SHORT EXERCISE:
Render the lines of every item below as a JSON list of strings, with one string per line and blank lines omitted, and leave the pictures out of your answer.

start

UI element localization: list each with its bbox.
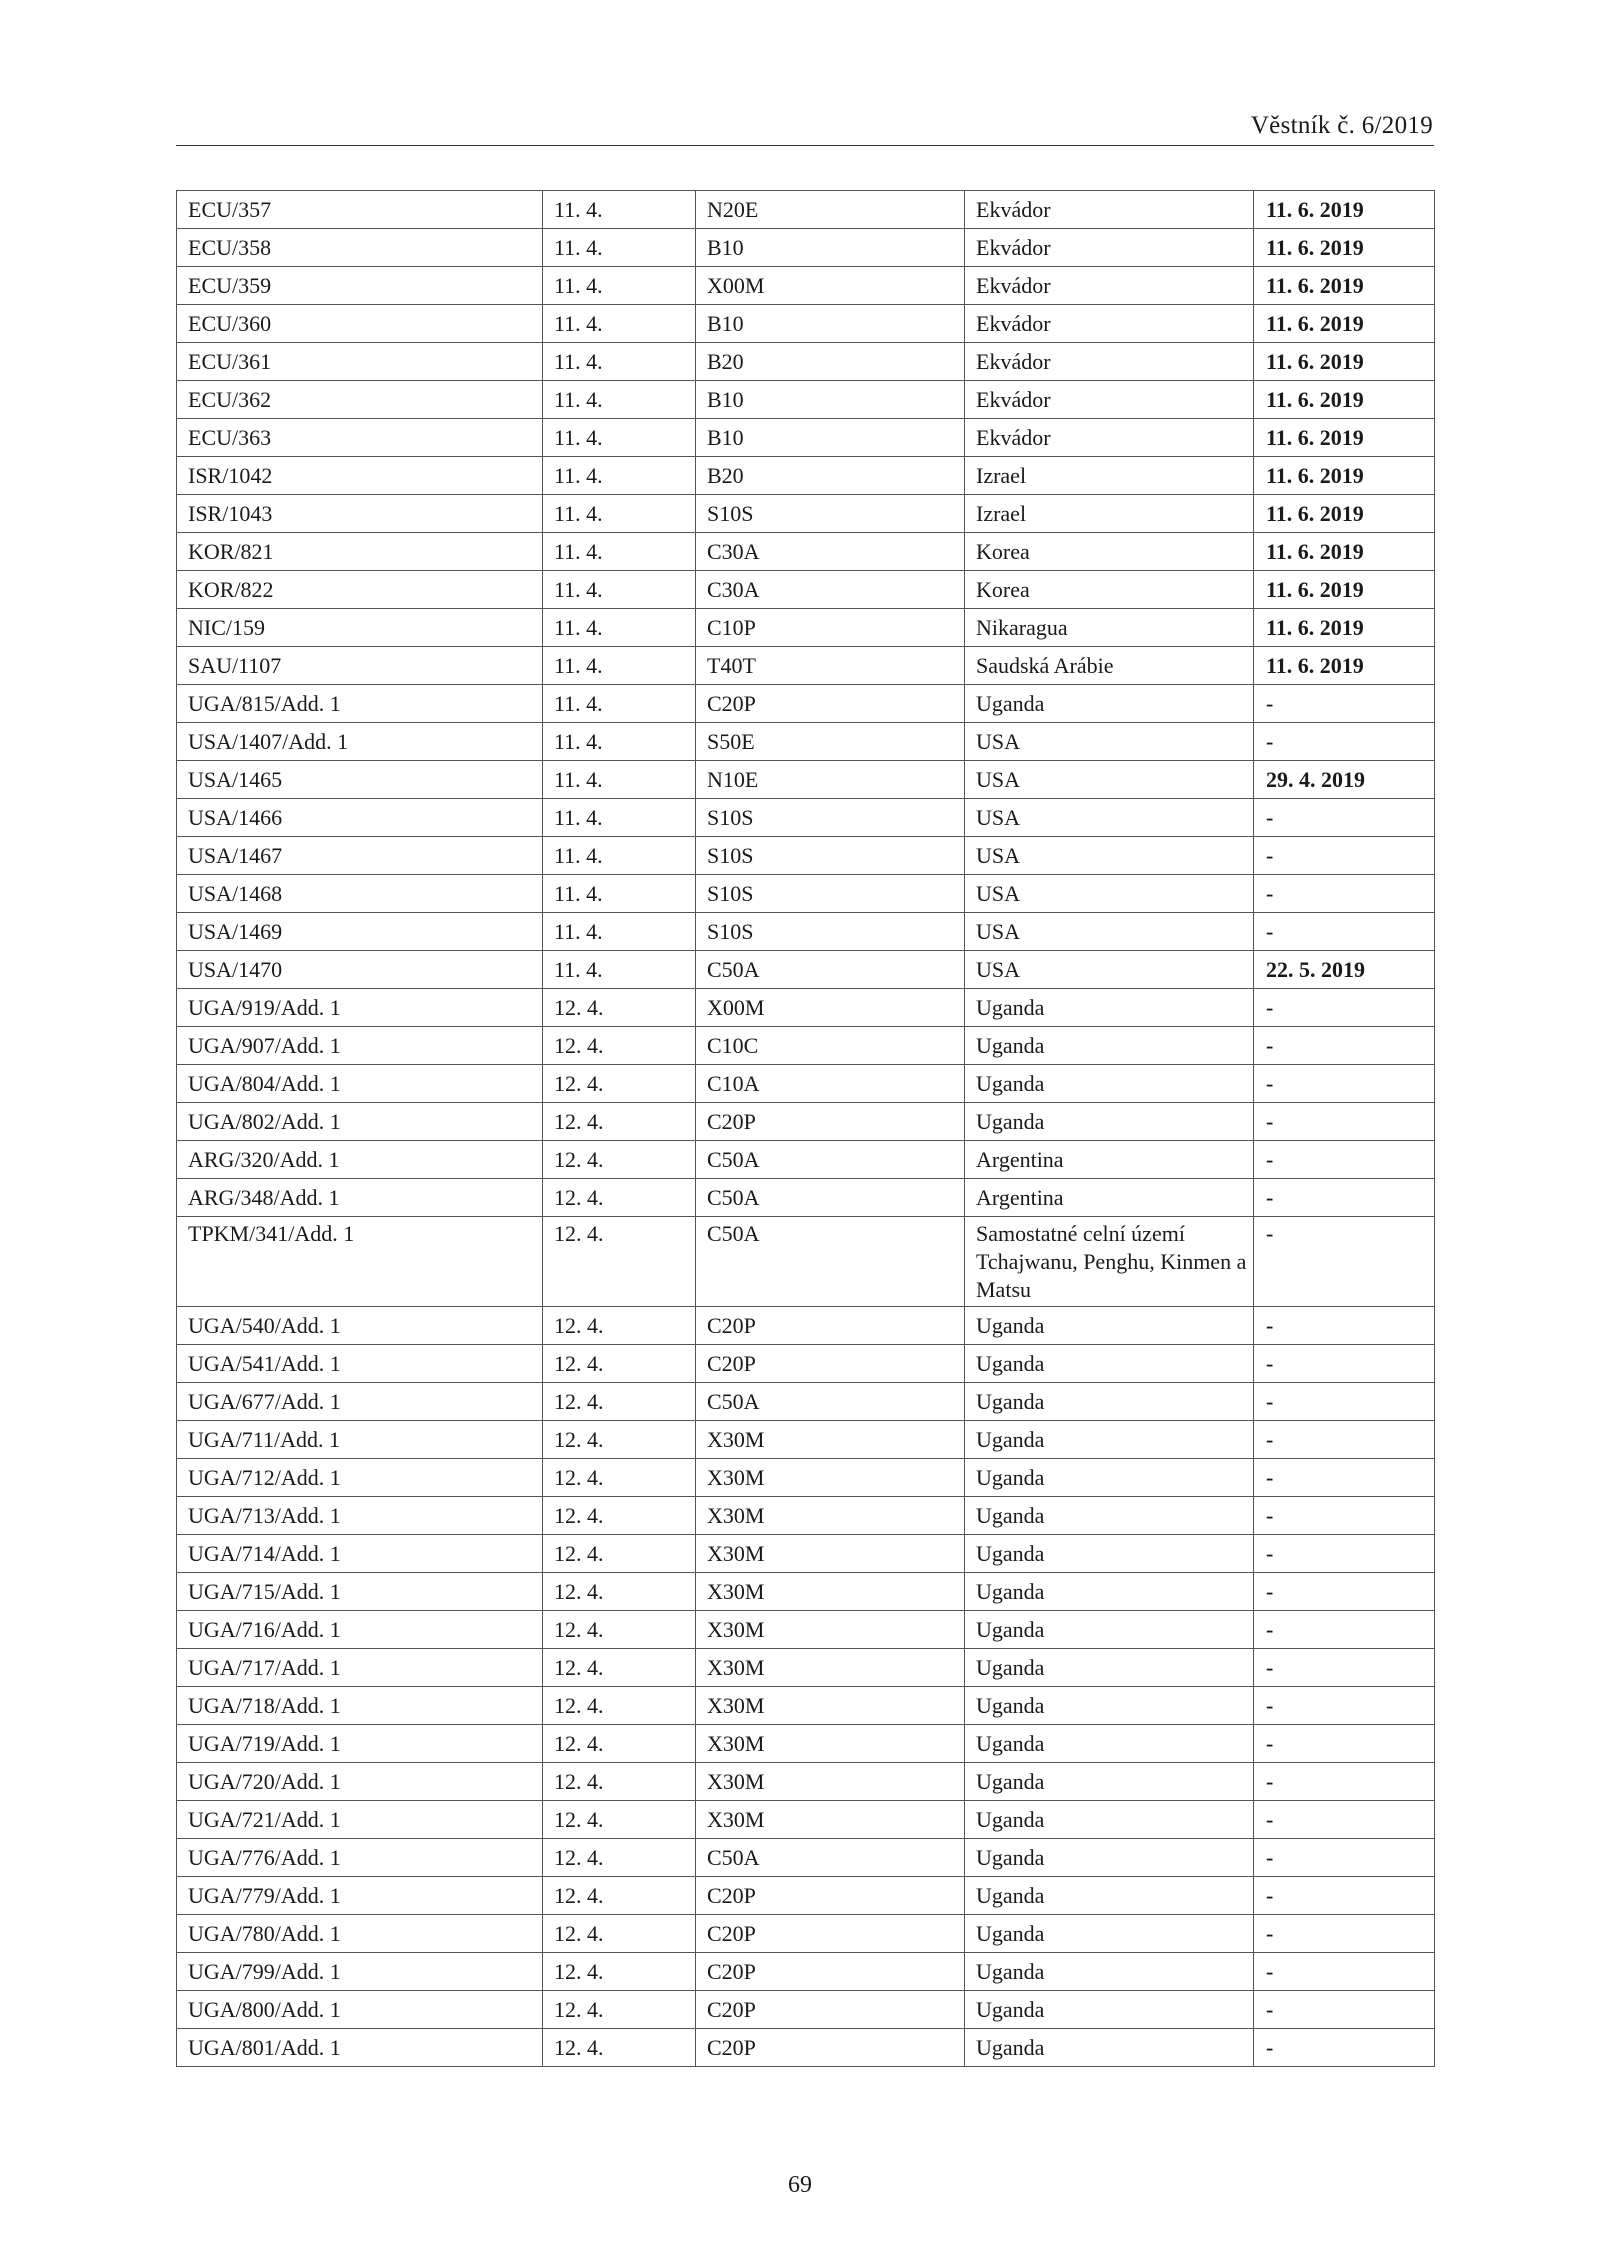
comment-deadline-cell: - [1254,1991,1435,2029]
comment-deadline-cell: 11. 6. 2019 [1254,647,1435,685]
notification-date-cell: 12. 4. [543,1459,696,1497]
comment-deadline-cell: - [1254,1217,1435,1307]
table-row [177,343,1435,381]
comment-deadline-cell: - [1254,1763,1435,1801]
table-row [177,1065,1435,1103]
notification-date-cell: 11. 4. [543,305,696,343]
ics-code-cell: B10 [696,229,965,267]
table-row [177,457,1435,495]
table-row [177,609,1435,647]
member-country-cell: Uganda [965,1611,1254,1649]
table-row [177,533,1435,571]
member-country-cell: Nikaragua [965,609,1254,647]
member-country-cell: Uganda [965,1103,1254,1141]
comment-deadline-cell: - [1254,1027,1435,1065]
member-country-cell: Uganda [965,1421,1254,1459]
notification-date-cell: 11. 4. [543,419,696,457]
comment-deadline-cell: - [1254,1307,1435,1345]
document-symbol-cell: ECU/358 [177,229,543,267]
document-symbol-cell: ECU/360 [177,305,543,343]
comment-deadline-cell: 11. 6. 2019 [1254,267,1435,305]
document-symbol-cell: UGA/907/Add. 1 [177,1027,543,1065]
member-country-cell: Uganda [965,1065,1254,1103]
notification-date-cell: 11. 4. [543,381,696,419]
document-symbol-cell: ECU/357 [177,191,543,229]
member-country-cell: Uganda [965,2029,1254,2067]
document-symbol-cell: UGA/800/Add. 1 [177,1991,543,2029]
document-symbol-cell: ISR/1042 [177,457,543,495]
notification-date-cell: 12. 4. [543,1421,696,1459]
table-row [177,495,1435,533]
ics-code-cell: X30M [696,1497,965,1535]
notification-date-cell: 11. 4. [543,343,696,381]
ics-code-cell: S10S [696,913,965,951]
ics-code-cell: C30A [696,533,965,571]
document-symbol-cell: UGA/541/Add. 1 [177,1345,543,1383]
ics-code-cell: X30M [696,1535,965,1573]
document-symbol-cell: UGA/540/Add. 1 [177,1307,543,1345]
document-symbol-cell: ECU/362 [177,381,543,419]
table-row [177,1915,1435,1953]
document-symbol-cell: SAU/1107 [177,647,543,685]
table-row [177,837,1435,875]
member-country-cell: USA [965,723,1254,761]
table-row [177,267,1435,305]
ics-code-cell: S10S [696,799,965,837]
ics-code-cell: S10S [696,837,965,875]
member-country-cell: Uganda [965,685,1254,723]
member-country-cell: Uganda [965,1459,1254,1497]
table-row [177,647,1435,685]
document-symbol-cell: UGA/717/Add. 1 [177,1649,543,1687]
table-row [177,1459,1435,1497]
ics-code-cell: S50E [696,723,965,761]
comment-deadline-cell: - [1254,1459,1435,1497]
comment-deadline-cell: - [1254,1801,1435,1839]
table-row [177,1421,1435,1459]
notification-date-cell: 12. 4. [543,1991,696,2029]
document-symbol-cell: UGA/804/Add. 1 [177,1065,543,1103]
member-country-cell: USA [965,951,1254,989]
member-country-cell: Ekvádor [965,305,1254,343]
member-country-cell: Uganda [965,1497,1254,1535]
document-symbol-cell: USA/1470 [177,951,543,989]
table-row [177,1611,1435,1649]
document-symbol-cell: ARG/348/Add. 1 [177,1179,543,1217]
document-symbol-cell: UGA/712/Add. 1 [177,1459,543,1497]
ics-code-cell: X30M [696,1725,965,1763]
ics-code-cell: C50A [696,951,965,989]
comment-deadline-cell: - [1254,989,1435,1027]
notification-date-cell: 12. 4. [543,1953,696,1991]
notification-date-cell: 12. 4. [543,1179,696,1217]
table-row [177,1497,1435,1535]
comment-deadline-cell: - [1254,1345,1435,1383]
table-row [177,685,1435,723]
notification-date-cell: 11. 4. [543,837,696,875]
ics-code-cell: B10 [696,305,965,343]
member-country-cell: Uganda [965,1801,1254,1839]
ics-code-cell: C20P [696,685,965,723]
document-symbol-cell: UGA/802/Add. 1 [177,1103,543,1141]
ics-code-cell: S10S [696,495,965,533]
document-symbol-cell: UGA/799/Add. 1 [177,1953,543,1991]
notification-date-cell: 12. 4. [543,1915,696,1953]
document-symbol-cell: UGA/919/Add. 1 [177,989,543,1027]
member-country-cell: Uganda [965,1839,1254,1877]
table-row [177,913,1435,951]
comment-deadline-cell: - [1254,2029,1435,2067]
member-country-cell: Uganda [965,1725,1254,1763]
table-row [177,1953,1435,1991]
member-country-cell: Uganda [965,1345,1254,1383]
table-row [177,381,1435,419]
notification-date-cell: 12. 4. [543,1725,696,1763]
journal-issue-title: Věstník č. 6/2019 [1250,112,1433,139]
ics-code-cell: B20 [696,343,965,381]
comment-deadline-cell: - [1254,1611,1435,1649]
table-row [177,1839,1435,1877]
comment-deadline-cell: - [1254,1383,1435,1421]
member-country-cell: Uganda [965,1763,1254,1801]
notification-date-cell: 12. 4. [543,1497,696,1535]
document-symbol-cell: UGA/718/Add. 1 [177,1687,543,1725]
comment-deadline-cell: 11. 6. 2019 [1254,343,1435,381]
document-symbol-cell: TPKM/341/Add. 1 [177,1217,543,1307]
member-country-cell: Argentina [965,1141,1254,1179]
document-symbol-cell: UGA/711/Add. 1 [177,1421,543,1459]
member-country-cell: Uganda [965,989,1254,1027]
ics-code-cell: C20P [696,1915,965,1953]
table-row [177,1535,1435,1573]
comment-deadline-cell: 11. 6. 2019 [1254,457,1435,495]
ics-code-cell: N20E [696,191,965,229]
member-country-cell: Ekvádor [965,191,1254,229]
table-row [177,1877,1435,1915]
member-country-cell: Korea [965,571,1254,609]
ics-code-cell: X30M [696,1611,965,1649]
ics-code-cell: C10C [696,1027,965,1065]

end

SOLUTION:
[
  "UI element localization: list each with its bbox.",
  "comment-deadline-cell: - [1254,1991,1435,2029]",
  "comment-deadline-cell: 11. 6. 2019 [1254,647,1435,685]",
  "notification-date-cell: 12. 4. [543,1459,696,1497]",
  "comment-deadline-cell: - [1254,1217,1435,1307]",
  "table-row [177,343,1435,381]",
  "comment-deadline-cell: - [1254,1763,1435,1801]",
  "table-row [177,1065,1435,1103]",
  "notification-date-cell: 11. 4. [543,305,696,343]",
  "ics-code-cell: B10 [696,229,965,267]",
  "table-row [177,457,1435,495]",
  "table-row [177,609,1435,647]",
  "member-country-cell: Uganda [965,1611,1254,1649]",
  "table-row [177,533,1435,571]",
  "member-country-cell: Nikaragua [965,609,1254,647]",
  "member-country-cell: Uganda [965,1103,1254,1141]",
  "comment-deadline-cell: - [1254,1027,1435,1065]",
  "member-country-cell: Uganda [965,1421,1254,1459]",
  "notification-date-cell: 11. 4. [543,419,696,457]",
  "comment-deadline-cell: - [1254,1307,1435,1345]",
  "document-symbol-cell: ECU/358 [177,229,543,267]",
  "document-symbol-cell: ECU/360 [177,305,543,343]",
  "comment-deadline-cell: 11. 6. 2019 [1254,267,1435,305]",
  "document-symbol-cell: UGA/907/Add. 1 [177,1027,543,1065]",
  "member-country-cell: Uganda [965,1065,1254,1103]",
  "notification-date-cell: 11. 4. [543,381,696,419]",
  "document-symbol-cell: ECU/357 [177,191,543,229]",
  "member-country-cell: Uganda [965,2029,1254,2067]",
  "document-symbol-cell: UGA/800/Add. 1 [177,1991,543,2029]",
  "document-symbol-cell: ISR/1042 [177,457,543,495]",
  "notification-date-cell: 12. 4. [543,1421,696,1459]",
  "table-row [177,495,1435,533]",
  "ics-code-cell: X30M [696,1497,965,1535]",
  "notification-date-cell: 11. 4. [543,343,696,381]",
  "ics-code-cell: S10S [696,913,965,951]",
  "ics-code-cell: C30A [696,533,965,571]",
  "document-symbol-cell: UGA/541/Add. 1 [177,1345,543,1383]",
  "ics-code-cell: X30M [696,1535,965,1573]",
  "document-symbol-cell: UGA/540/Add. 1 [177,1307,543,1345]",
  "document-symbol-cell: ECU/362 [177,381,543,419]",
  "table-row [177,1915,1435,1953]",
  "document-symbol-cell: SAU/1107 [177,647,543,685]",
  "table-row [177,837,1435,875]",
  "member-country-cell: USA [965,723,1254,761]",
  "table-row [177,267,1435,305]",
  "ics-code-cell: S10S [696,799,965,837]",
  "ics-code-cell: S10S [696,837,965,875]",
  "member-country-cell: Uganda [965,685,1254,723]",
  "member-country-cell: Uganda [965,1459,1254,1497]",
  "table-row [177,647,1435,685]",
  "document-symbol-cell: UGA/717/Add. 1 [177,1649,543,1687]",
  "table-row [177,1459,1435,1497]",
  "ics-code-cell: S50E [696,723,965,761]",
  "comment-deadline-cell: - [1254,1459,1435,1497]",
  "comment-deadline-cell: - [1254,1801,1435,1839]",
  "table-row [177,1421,1435,1459]",
  "notification-date-cell: 12. 4. [543,1991,696,2029]",
  "document-symbol-cell: UGA/804/Add. 1 [177,1065,543,1103]",
  "member-country-cell: USA [965,951,1254,989]",
  "member-country-cell: Ekvádor [965,305,1254,343]",
  "member-country-cell: Uganda [965,1497,1254,1535]",
  "document-symbol-cell: USA/1470 [177,951,543,989]",
  "table-row [177,1611,1435,1649]",
  "document-symbol-cell: ARG/348/Add. 1 [177,1179,543,1217]",
  "document-symbol-cell: UGA/712/Add. 1 [177,1459,543,1497]",
  "ics-code-cell: X30M [696,1725,965,1763]",
  "ics-code-cell: C50A [696,951,965,989]",
  "comment-deadline-cell: - [1254,989,1435,1027]",
  "notification-date-cell: 12. 4. [543,1953,696,1991]",
  "notification-date-cell: 12. 4. [543,1179,696,1217]",
  "table-row [177,1497,1435,1535]",
  "comment-deadline-cell: - [1254,1345,1435,1383]",
  "table-row [177,685,1435,723]",
  "notification-date-cell: 11. 4. [543,837,696,875]",
  "ics-code-cell: B10 [696,305,965,343]",
  "member-country-cell: Uganda [965,1801,1254,1839]",
  "ics-code-cell: C20P [696,685,965,723]",
  "document-symbol-cell: UGA/802/Add. 1 [177,1103,543,1141]",
  "ics-code-cell: S10S [696,495,965,533]",
  "document-symbol-cell: UGA/799/Add. 1 [177,1953,543,1991]",
  "notification-date-cell: 12. 4. [543,1915,696,1953]",
  "document-symbol-cell: UGA/919/Add. 1 [177,989,543,1027]",
  "member-country-cell: Uganda [965,1839,1254,1877]",
  "table-row [177,913,1435,951]",
  "comment-deadline-cell: - [1254,2029,1435,2067]",
  "member-country-cell: Uganda [965,1725,1254,1763]",
  "table-row [177,1953,1435,1991]",
  "member-country-cell: Uganda [965,1345,1254,1383]",
  "table-row [177,381,1435,419]",
  "notification-date-cell: 12. 4. [543,1725,696,1763]",
  "journal-issue-title: Věstník č. 6/2019 [1250,112,1433,139]",
  "ics-code-cell: B20 [696,343,965,381]",
  "comment-deadline-cell: - [1254,1611,1435,1649]",
  "table-row [177,1839,1435,1877]",
  "comment-deadline-cell: - [1254,1383,1435,1421]",
  "member-country-cell: Uganda [965,1763,1254,1801]",
  "notification-date-cell: 12. 4. [543,1497,696,1535]",
  "document-symbol-cell: UGA/718/Add. 1 [177,1687,543,1725]",
  "comment-deadline-cell: 11. 6. 2019 [1254,343,1435,381]",
  "document-symbol-cell: TPKM/341/Add. 1 [177,1217,543,1307]",
  "member-country-cell: Argentina [965,1141,1254,1179]",
  "document-symbol-cell: UGA/711/Add. 1 [177,1421,543,1459]",
  "member-country-cell: Uganda [965,989,1254,1027]",
  "ics-code-cell: C20P [696,1915,965,1953]",
  "table-row [177,1535,1435,1573]",
  "comment-deadline-cell: 11. 6. 2019 [1254,457,1435,495]",
  "ics-code-cell: N20E [696,191,965,229]",
  "member-country-cell: Ekvádor [965,191,1254,229]",
  "table-row [177,1877,1435,1915]",
  "member-country-cell: Korea [965,571,1254,609]",
  "ics-code-cell: X30M [696,1611,965,1649]",
  "ics-code-cell: C10C [696,1027,965,1065]"
]